YOUR TASK: Exact reproduction of the data is required, with images excluded.

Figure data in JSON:
╭──

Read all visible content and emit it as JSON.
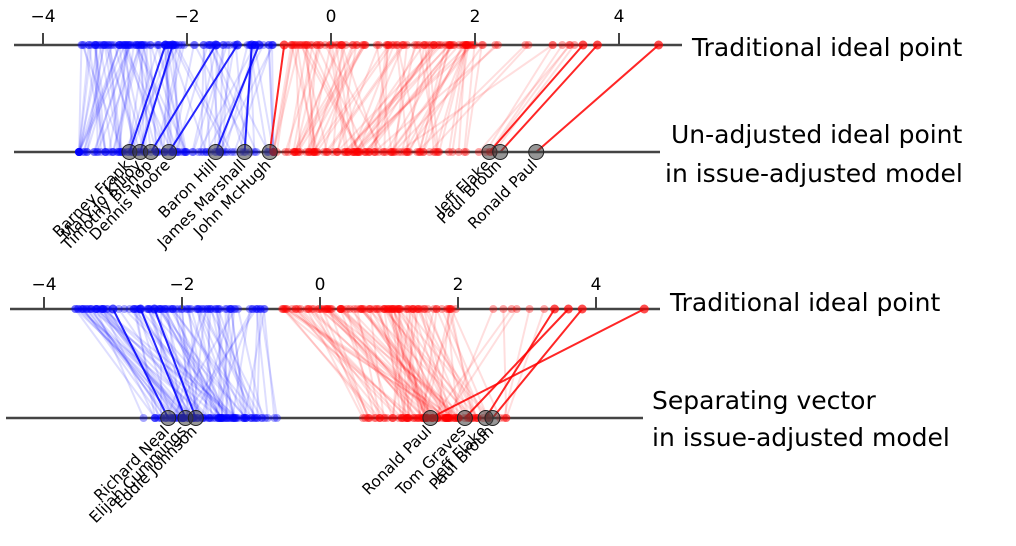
{
  "colors": {
    "democrat": "#0000ff",
    "republican": "#ff0000",
    "axis": "#444444",
    "highlight": "#404040"
  },
  "chart_data": [
    {
      "type": "scatter",
      "panel": "top",
      "axis_titles": {
        "upper": "Traditional ideal point",
        "lower_line1": "Un-adjusted ideal point",
        "lower_line2": "in issue-adjusted model"
      },
      "ticks": [
        -4,
        -2,
        0,
        2,
        4
      ],
      "tick_labels": [
        "−4",
        "−2",
        "0",
        "2",
        "4"
      ],
      "highlighted": [
        {
          "name": "Barney Frank",
          "party": "D",
          "traditional": -2.3,
          "adjusted": -2.8
        },
        {
          "name": "Mary Jo Kilroy",
          "party": "D",
          "traditional": -2.2,
          "adjusted": -2.65
        },
        {
          "name": "Timothy Bishop",
          "party": "D",
          "traditional": -1.6,
          "adjusted": -2.5
        },
        {
          "name": "Dennis Moore",
          "party": "D",
          "traditional": -1.3,
          "adjusted": -2.25
        },
        {
          "name": "Baron Hill",
          "party": "D",
          "traditional": -1.0,
          "adjusted": -1.6
        },
        {
          "name": "James Marshall",
          "party": "D",
          "traditional": -1.1,
          "adjusted": -1.2
        },
        {
          "name": "John McHugh",
          "party": "R",
          "traditional": -0.65,
          "adjusted": -0.85
        },
        {
          "name": "Jeff Flake",
          "party": "R",
          "traditional": 3.5,
          "adjusted": 2.2
        },
        {
          "name": "Paul Broun",
          "party": "R",
          "traditional": 3.7,
          "adjusted": 2.35
        },
        {
          "name": "Ronald Paul",
          "party": "R",
          "traditional": 4.55,
          "adjusted": 2.85
        }
      ]
    },
    {
      "type": "scatter",
      "panel": "bottom",
      "axis_titles": {
        "upper": "Traditional ideal point",
        "lower_line1": "Separating vector",
        "lower_line2": "in issue-adjusted model"
      },
      "ticks": [
        -4,
        -2,
        0,
        2,
        4
      ],
      "tick_labels": [
        "−4",
        "−2",
        "0",
        "2",
        "4"
      ],
      "highlighted": [
        {
          "name": "Richard Neal",
          "party": "D",
          "traditional": -3.0,
          "adjusted": -2.2
        },
        {
          "name": "Elijah Cummings",
          "party": "D",
          "traditional": -2.6,
          "adjusted": -1.95
        },
        {
          "name": "Eddie Johnson",
          "party": "D",
          "traditional": -2.4,
          "adjusted": -1.8
        },
        {
          "name": "Ronald Paul",
          "party": "R",
          "traditional": 4.7,
          "adjusted": 1.6
        },
        {
          "name": "Tom Graves",
          "party": "R",
          "traditional": 3.6,
          "adjusted": 2.1
        },
        {
          "name": "Jeff Flake",
          "party": "R",
          "traditional": 3.4,
          "adjusted": 2.4
        },
        {
          "name": "Paul Broun",
          "party": "R",
          "traditional": 3.8,
          "adjusted": 2.5
        }
      ]
    }
  ]
}
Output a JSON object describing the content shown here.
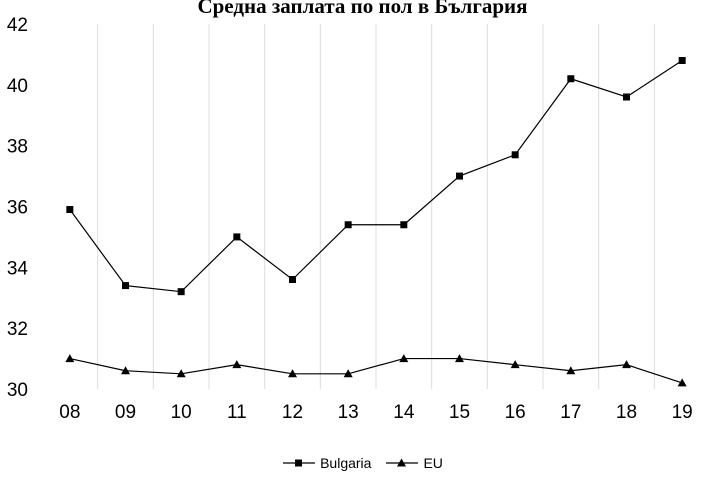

╰──

RESULT FOR THIS EXERCISE:
Read all visible content and emit it as JSON.
{
  "colors": {
    "democrat": "#0000ff",
    "republican": "#ff0000",
    "axis": "#444444",
    "highlight": "#404040"
  },
  "chart_data": [
    {
      "type": "scatter",
      "panel": "top",
      "axis_titles": {
        "upper": "Traditional ideal point",
        "lower_line1": "Un-adjusted ideal point",
        "lower_line2": "in issue-adjusted model"
      },
      "ticks": [
        -4,
        -2,
        0,
        2,
        4
      ],
      "tick_labels": [
        "−4",
        "−2",
        "0",
        "2",
        "4"
      ],
      "highlighted": [
        {
          "name": "Barney Frank",
          "party": "D",
          "traditional": -2.3,
          "adjusted": -2.8
        },
        {
          "name": "Mary Jo Kilroy",
          "party": "D",
          "traditional": -2.2,
          "adjusted": -2.65
        },
        {
          "name": "Timothy Bishop",
          "party": "D",
          "traditional": -1.6,
          "adjusted": -2.5
        },
        {
          "name": "Dennis Moore",
          "party": "D",
          "traditional": -1.3,
          "adjusted": -2.25
        },
        {
          "name": "Baron Hill",
          "party": "D",
          "traditional": -1.0,
          "adjusted": -1.6
        },
        {
          "name": "James Marshall",
          "party": "D",
          "traditional": -1.1,
          "adjusted": -1.2
        },
        {
          "name": "John McHugh",
          "party": "R",
          "traditional": -0.65,
          "adjusted": -0.85
        },
        {
          "name": "Jeff Flake",
          "party": "R",
          "traditional": 3.5,
          "adjusted": 2.2
        },
        {
          "name": "Paul Broun",
          "party": "R",
          "traditional": 3.7,
          "adjusted": 2.35
        },
        {
          "name": "Ronald Paul",
          "party": "R",
          "traditional": 4.55,
          "adjusted": 2.85
        }
      ]
    },
    {
      "type": "scatter",
      "panel": "bottom",
      "axis_titles": {
        "upper": "Traditional ideal point",
        "lower_line1": "Separating vector",
        "lower_line2": "in issue-adjusted model"
      },
      "ticks": [
        -4,
        -2,
        0,
        2,
        4
      ],
      "tick_labels": [
        "−4",
        "−2",
        "0",
        "2",
        "4"
      ],
      "highlighted": [
        {
          "name": "Richard Neal",
          "party": "D",
          "traditional": -3.0,
          "adjusted": -2.2
        },
        {
          "name": "Elijah Cummings",
          "party": "D",
          "traditional": -2.6,
          "adjusted": -1.95
        },
        {
          "name": "Eddie Johnson",
          "party": "D",
          "traditional": -2.4,
          "adjusted": -1.8
        },
        {
          "name": "Ronald Paul",
          "party": "R",
          "traditional": 4.7,
          "adjusted": 1.6
        },
        {
          "name": "Tom Graves",
          "party": "R",
          "traditional": 3.6,
          "adjusted": 2.1
        },
        {
          "name": "Jeff Flake",
          "party": "R",
          "traditional": 3.4,
          "adjusted": 2.4
        },
        {
          "name": "Paul Broun",
          "party": "R",
          "traditional": 3.8,
          "adjusted": 2.5
        }
      ]
    }
  ]
}
Output a JSON object describing the content shown here.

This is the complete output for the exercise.